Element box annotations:
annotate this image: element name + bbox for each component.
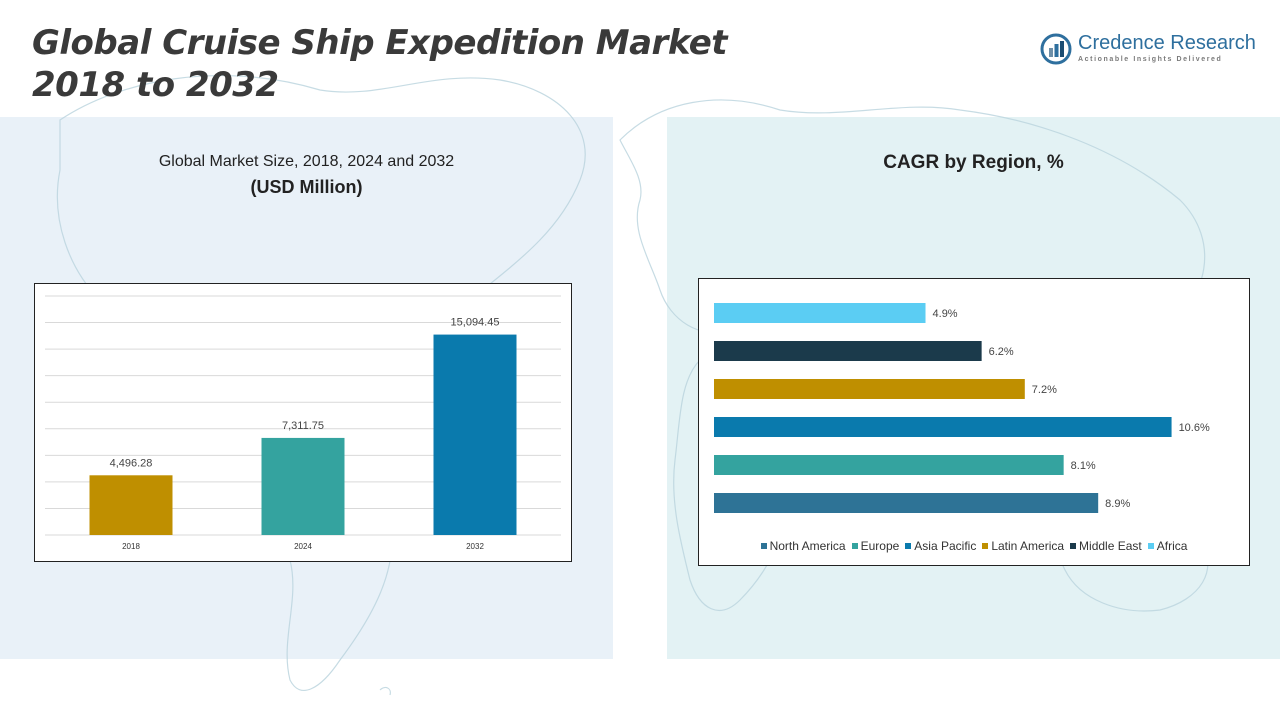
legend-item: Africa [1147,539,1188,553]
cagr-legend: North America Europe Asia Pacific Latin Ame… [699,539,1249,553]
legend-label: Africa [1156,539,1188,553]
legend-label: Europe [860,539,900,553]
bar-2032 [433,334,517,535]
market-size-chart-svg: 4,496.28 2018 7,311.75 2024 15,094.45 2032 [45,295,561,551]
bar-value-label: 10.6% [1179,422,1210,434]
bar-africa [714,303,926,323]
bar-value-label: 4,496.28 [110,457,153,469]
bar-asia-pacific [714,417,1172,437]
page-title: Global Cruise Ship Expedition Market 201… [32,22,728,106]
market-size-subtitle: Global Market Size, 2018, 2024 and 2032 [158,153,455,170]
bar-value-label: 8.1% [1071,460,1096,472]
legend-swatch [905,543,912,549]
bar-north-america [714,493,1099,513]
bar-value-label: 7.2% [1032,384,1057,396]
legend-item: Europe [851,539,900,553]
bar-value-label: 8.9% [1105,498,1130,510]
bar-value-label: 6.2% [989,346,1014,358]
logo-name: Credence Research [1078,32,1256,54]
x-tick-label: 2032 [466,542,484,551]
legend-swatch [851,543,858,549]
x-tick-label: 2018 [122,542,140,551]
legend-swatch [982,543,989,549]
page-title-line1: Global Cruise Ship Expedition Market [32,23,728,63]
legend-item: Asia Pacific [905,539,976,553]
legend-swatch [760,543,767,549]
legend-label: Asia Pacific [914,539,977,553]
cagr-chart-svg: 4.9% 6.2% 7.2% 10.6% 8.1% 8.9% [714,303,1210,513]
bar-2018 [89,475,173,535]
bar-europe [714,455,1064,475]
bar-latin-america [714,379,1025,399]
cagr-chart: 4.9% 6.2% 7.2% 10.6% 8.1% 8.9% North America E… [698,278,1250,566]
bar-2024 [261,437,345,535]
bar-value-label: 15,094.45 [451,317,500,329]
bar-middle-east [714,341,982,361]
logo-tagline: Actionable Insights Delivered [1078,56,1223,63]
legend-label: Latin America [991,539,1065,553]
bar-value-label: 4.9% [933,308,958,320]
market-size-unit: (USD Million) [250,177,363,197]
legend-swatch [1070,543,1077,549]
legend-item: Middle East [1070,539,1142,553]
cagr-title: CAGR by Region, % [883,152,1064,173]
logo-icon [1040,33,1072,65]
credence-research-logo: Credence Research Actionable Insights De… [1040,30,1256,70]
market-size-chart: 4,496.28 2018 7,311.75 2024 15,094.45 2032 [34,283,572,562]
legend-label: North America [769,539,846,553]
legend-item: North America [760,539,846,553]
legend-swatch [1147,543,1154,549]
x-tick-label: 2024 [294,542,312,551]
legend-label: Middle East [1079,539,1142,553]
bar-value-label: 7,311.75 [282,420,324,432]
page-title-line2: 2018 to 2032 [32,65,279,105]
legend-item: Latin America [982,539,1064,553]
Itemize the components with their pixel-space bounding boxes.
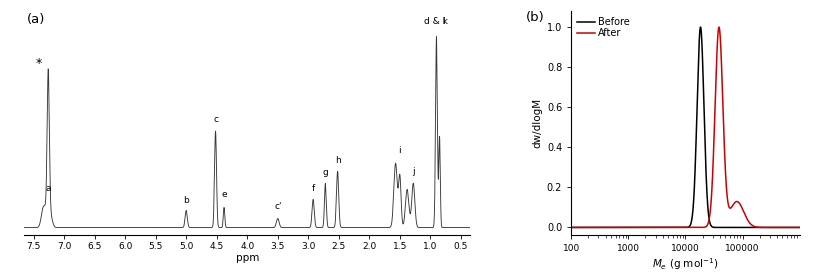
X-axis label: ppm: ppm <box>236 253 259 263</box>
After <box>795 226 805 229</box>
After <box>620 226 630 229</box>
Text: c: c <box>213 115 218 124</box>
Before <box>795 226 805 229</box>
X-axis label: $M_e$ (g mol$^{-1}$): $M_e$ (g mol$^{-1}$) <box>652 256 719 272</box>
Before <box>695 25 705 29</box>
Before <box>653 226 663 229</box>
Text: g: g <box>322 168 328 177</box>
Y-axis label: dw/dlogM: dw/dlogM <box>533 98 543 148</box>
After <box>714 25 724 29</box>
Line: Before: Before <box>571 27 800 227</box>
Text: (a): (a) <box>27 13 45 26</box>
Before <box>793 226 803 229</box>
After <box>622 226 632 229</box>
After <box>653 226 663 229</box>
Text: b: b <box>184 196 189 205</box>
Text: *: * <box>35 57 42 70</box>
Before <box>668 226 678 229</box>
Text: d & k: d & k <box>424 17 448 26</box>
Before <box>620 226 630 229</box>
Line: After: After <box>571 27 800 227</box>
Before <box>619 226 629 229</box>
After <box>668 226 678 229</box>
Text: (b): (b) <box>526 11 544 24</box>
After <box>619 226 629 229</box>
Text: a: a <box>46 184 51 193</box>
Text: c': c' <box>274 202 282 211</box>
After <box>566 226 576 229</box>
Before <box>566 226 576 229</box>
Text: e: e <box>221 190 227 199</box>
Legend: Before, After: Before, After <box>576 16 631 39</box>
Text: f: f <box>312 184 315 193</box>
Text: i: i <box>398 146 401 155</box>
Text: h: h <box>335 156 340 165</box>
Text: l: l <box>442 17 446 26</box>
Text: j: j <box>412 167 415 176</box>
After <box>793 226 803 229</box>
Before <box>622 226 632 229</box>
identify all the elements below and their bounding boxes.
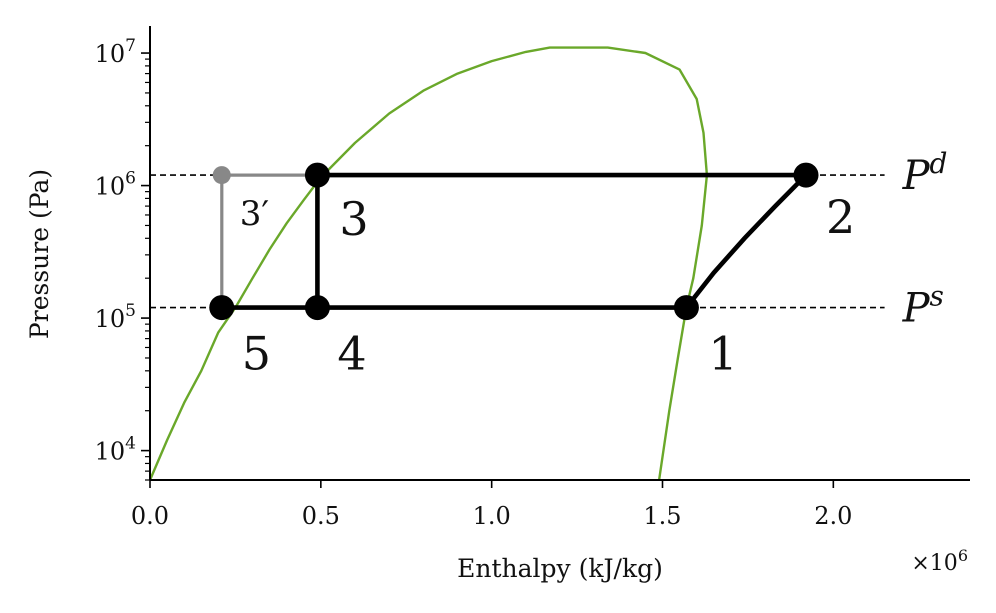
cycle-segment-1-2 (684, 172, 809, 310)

INSTRUCTIONS FOR THE TASK |
Starting at the item line that contains "legend-item: Africa [1147,539,1188,553]" and continuing through the one that contains "bar-asia-pacific [714,417,1172,437]", including both, render those lines as a numbered list with any blank lines omitted.

SOLUTION |
1. legend-item: Africa [1147,539,1188,553]
2. cagr-legend: North America Europe Asia Pacific Latin Ame… [699,539,1249,553]
3. legend-label: Africa [1156,539,1188,553]
4. legend-label: Europe [860,539,900,553]
5. bar-2032 [433,334,517,535]
6. market-size-chart-svg: 4,496.28 2018 7,311.75 2024 15,094.45 2032 [45,295,561,551]
7. bar-value-label: 10.6% [1179,422,1210,434]
8. bar-africa [714,303,926,323]
9. bar-value-label: 4,496.28 [110,457,153,469]
10. bar-asia-pacific [714,417,1172,437]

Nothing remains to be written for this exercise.